### EXERCISE DIRECTIONS
Would you repeat the listing exactly but omit every picture?

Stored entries
▶

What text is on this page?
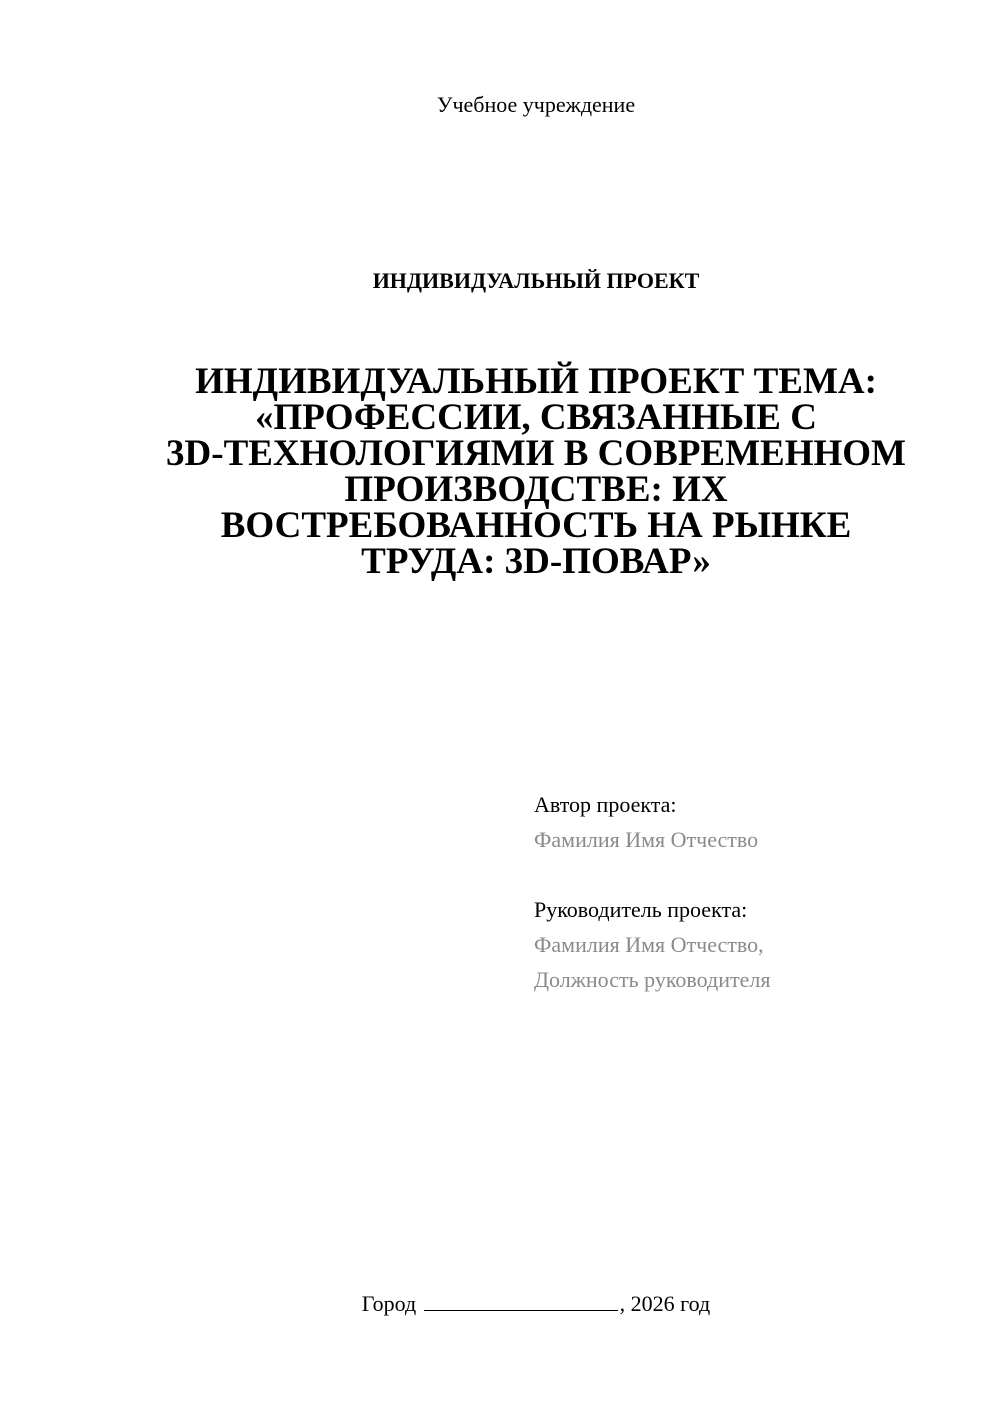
Учебное учреждение
ИНДИВИДУАЛЬНЫЙ ПРОЕКТ
ИНДИВИДУАЛЬНЫЙ ПРОЕКТ ТЕМА:
«ПРОФЕССИИ, СВЯЗАННЫЕ С
3D-ТЕХНОЛОГИЯМИ В СОВРЕМЕННОМ
ПРОИЗВОДСТВЕ: ИХ
ВОСТРЕБОВАННОСТЬ НА РЫНКЕ
ТРУДА: 3D-ПОВАР»
Автор проекта:
Фамилия Имя Отчество
Руководитель проекта:
Фамилия Имя Отчество,
Должность руководителя
Город	, 2026 год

◀

### COMPLETE RESPONSE
What text is on this page?
Учебное учреждение
ИНДИВИДУАЛЬНЫЙ ПРОЕКТ
ИНДИВИДУАЛЬНЫЙ ПРОЕКТ ТЕМА:
«ПРОФЕССИИ, СВЯЗАННЫЕ С
3D-ТЕХНОЛОГИЯМИ В СОВРЕМЕННОМ
ПРОИЗВОДСТВЕ: ИХ
ВОСТРЕБОВАННОСТЬ НА РЫНКЕ
ТРУДА: 3D-ПОВАР»
Автор проекта:
Фамилия Имя Отчество
Руководитель проекта:
Фамилия Имя Отчество,
Должность руководителя
Город	, 2026 год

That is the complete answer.